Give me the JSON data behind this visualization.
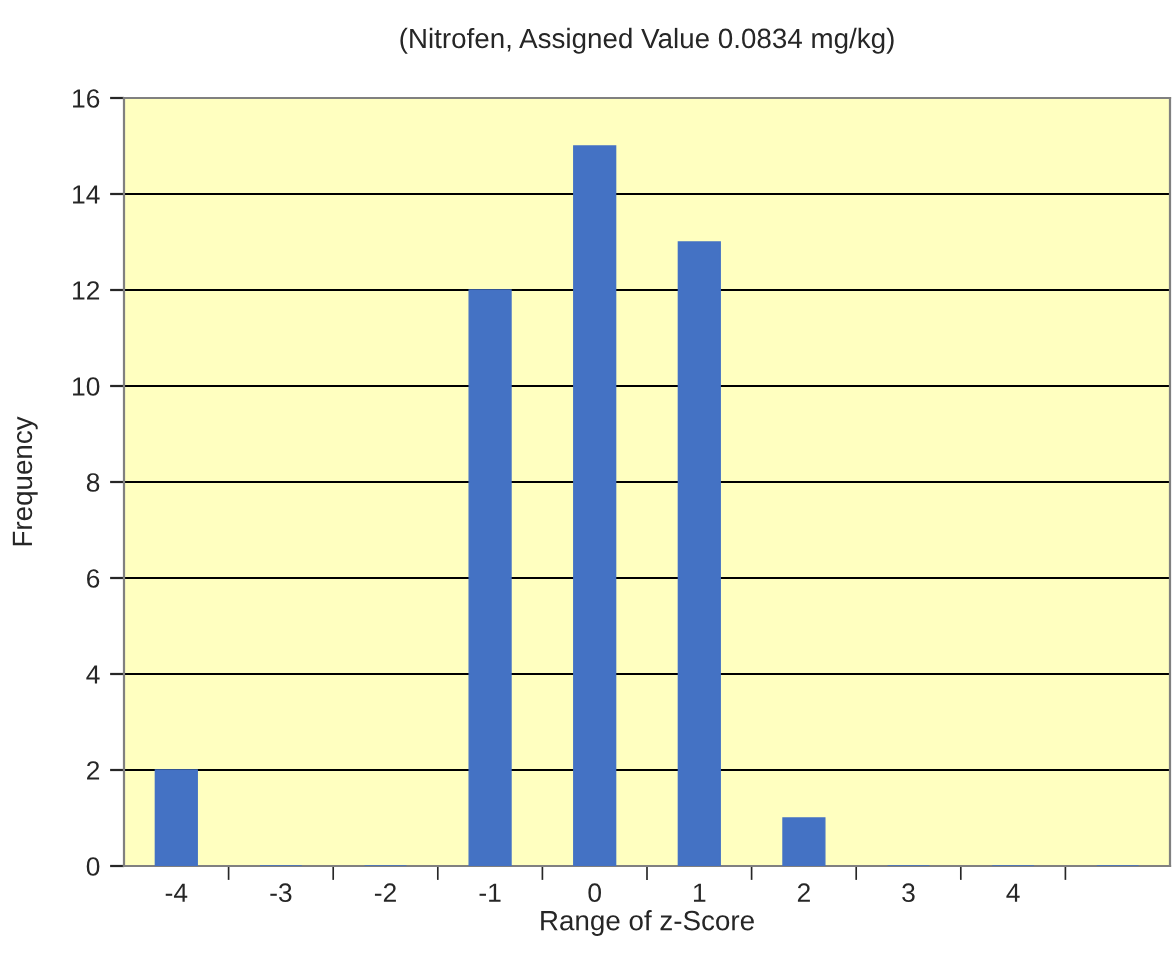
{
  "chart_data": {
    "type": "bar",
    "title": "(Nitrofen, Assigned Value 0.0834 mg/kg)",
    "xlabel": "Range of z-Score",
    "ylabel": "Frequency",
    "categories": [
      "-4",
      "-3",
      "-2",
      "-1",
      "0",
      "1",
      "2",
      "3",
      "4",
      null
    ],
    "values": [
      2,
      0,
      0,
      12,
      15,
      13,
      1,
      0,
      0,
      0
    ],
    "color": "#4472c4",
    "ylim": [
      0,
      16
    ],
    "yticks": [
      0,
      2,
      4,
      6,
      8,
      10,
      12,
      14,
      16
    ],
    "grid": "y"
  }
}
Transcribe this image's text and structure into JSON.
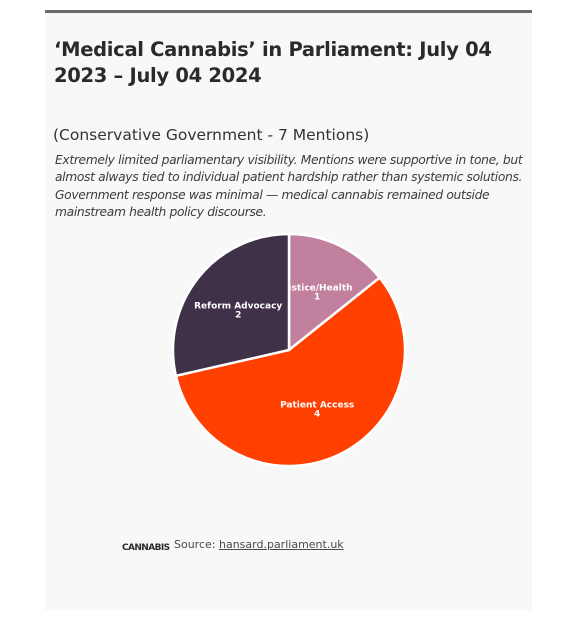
# # # # #
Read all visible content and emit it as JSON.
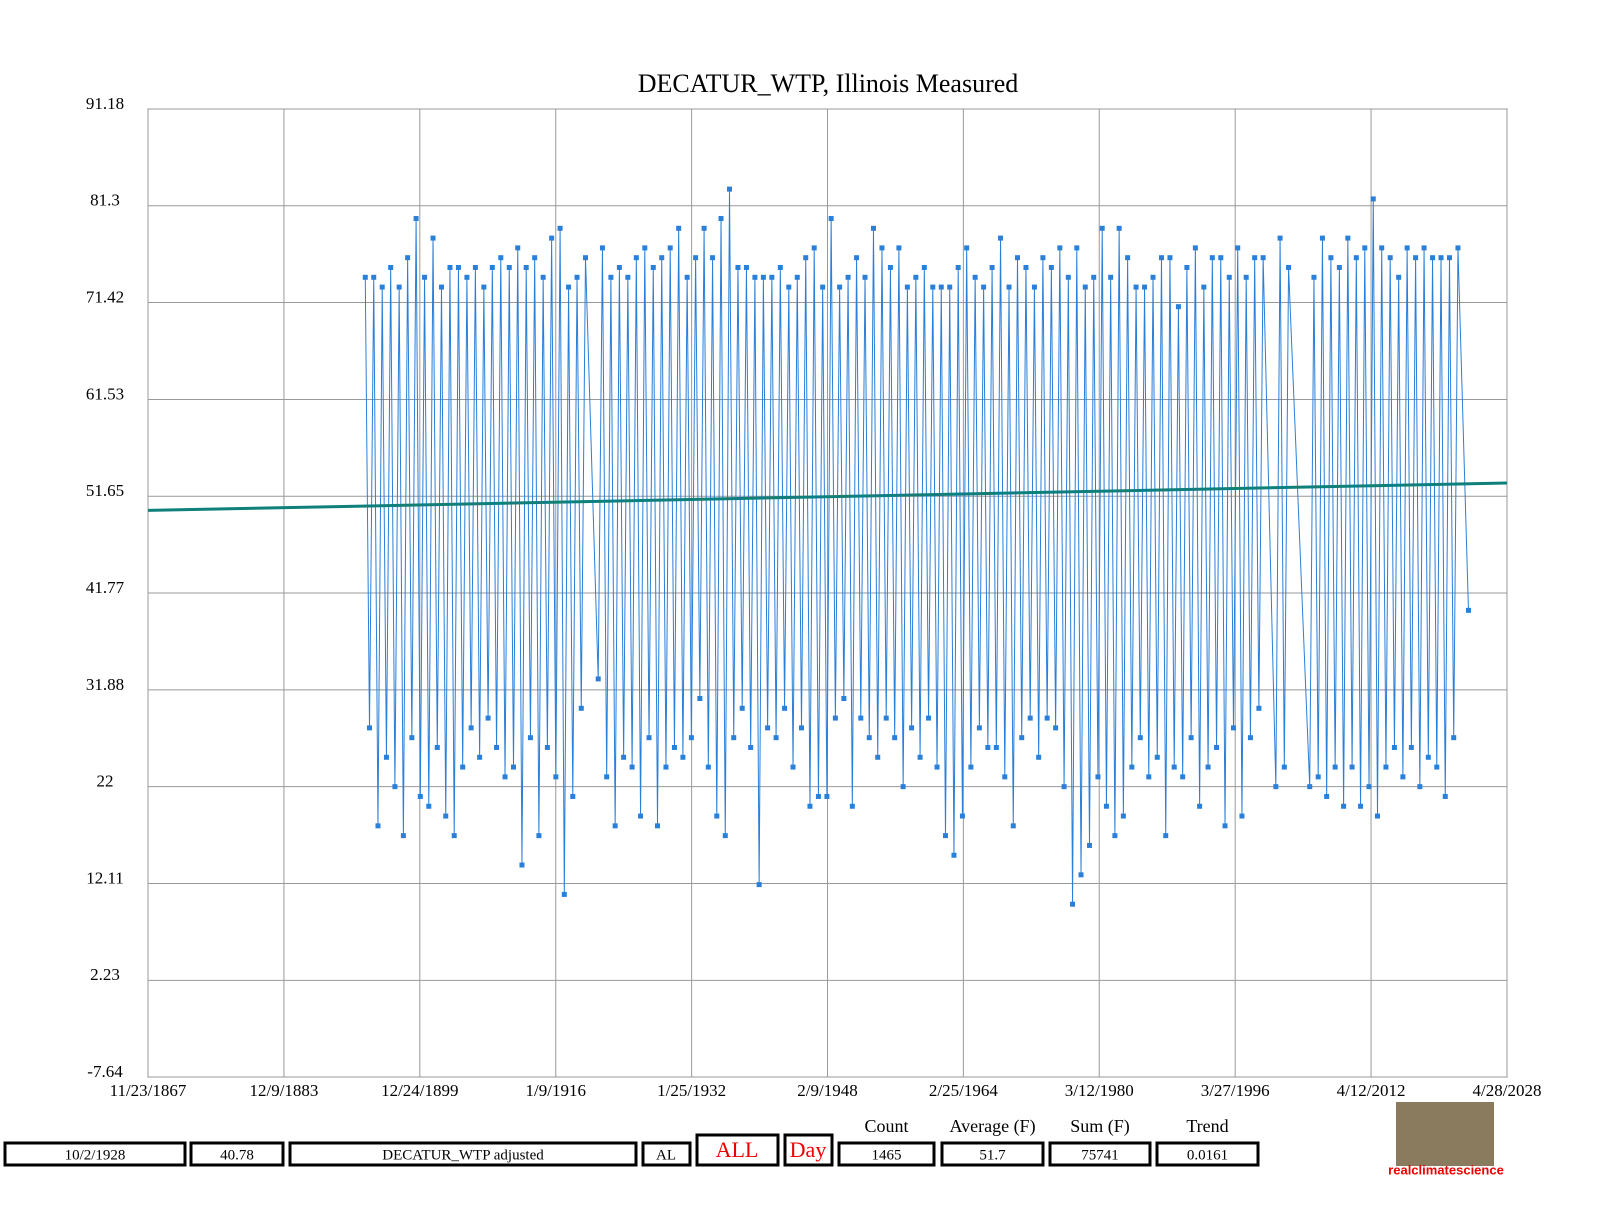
# # # # #
Set exercise ->
Only the lines from "Give me the" through "Transcribe this image's" should appear in your output, copied exactly with both end lines, and with no pictures.

Response for this exercise ->
Give me the JSON data behind this visualization.
{
  "chart_data": {
    "type": "bar",
    "title": "(Nitrofen, Assigned Value 0.0834 mg/kg)",
    "xlabel": "Range of z-Score",
    "ylabel": "Frequency",
    "categories": [
      "-4",
      "-3",
      "-2",
      "-1",
      "0",
      "1",
      "2",
      "3",
      "4",
      null
    ],
    "values": [
      2,
      0,
      0,
      12,
      15,
      13,
      1,
      0,
      0,
      0
    ],
    "color": "#4472c4",
    "ylim": [
      0,
      16
    ],
    "yticks": [
      0,
      2,
      4,
      6,
      8,
      10,
      12,
      14,
      16
    ],
    "grid": "y"
  }
}
Transcribe this image's text and structure into JSON.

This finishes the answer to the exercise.